Directions for this task: Copy out every record below with complete accuracy.

Data provided:

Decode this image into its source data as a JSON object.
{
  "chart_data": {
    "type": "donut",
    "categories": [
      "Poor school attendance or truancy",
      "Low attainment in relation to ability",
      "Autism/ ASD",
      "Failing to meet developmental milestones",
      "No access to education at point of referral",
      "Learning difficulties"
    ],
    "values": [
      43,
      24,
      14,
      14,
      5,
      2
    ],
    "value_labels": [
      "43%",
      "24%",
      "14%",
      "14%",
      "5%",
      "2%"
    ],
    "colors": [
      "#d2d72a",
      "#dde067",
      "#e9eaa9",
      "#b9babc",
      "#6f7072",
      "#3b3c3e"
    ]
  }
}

Task output:
Decode this image into its source data as a JSON object.
{
  "chart_data": {
    "type": "donut",
    "categories": [
      "Poor school attendance or truancy",
      "Low attainment in relation to ability",
      "Autism/ ASD",
      "Failing to meet developmental milestones",
      "No access to education at point of referral",
      "Learning difficulties"
    ],
    "values": [
      43,
      24,
      14,
      14,
      5,
      2
    ],
    "value_labels": [
      "43%",
      "24%",
      "14%",
      "14%",
      "5%",
      "2%"
    ],
    "colors": [
      "#d2d72a",
      "#dde067",
      "#e9eaa9",
      "#b9babc",
      "#6f7072",
      "#3b3c3e"
    ]
  }
}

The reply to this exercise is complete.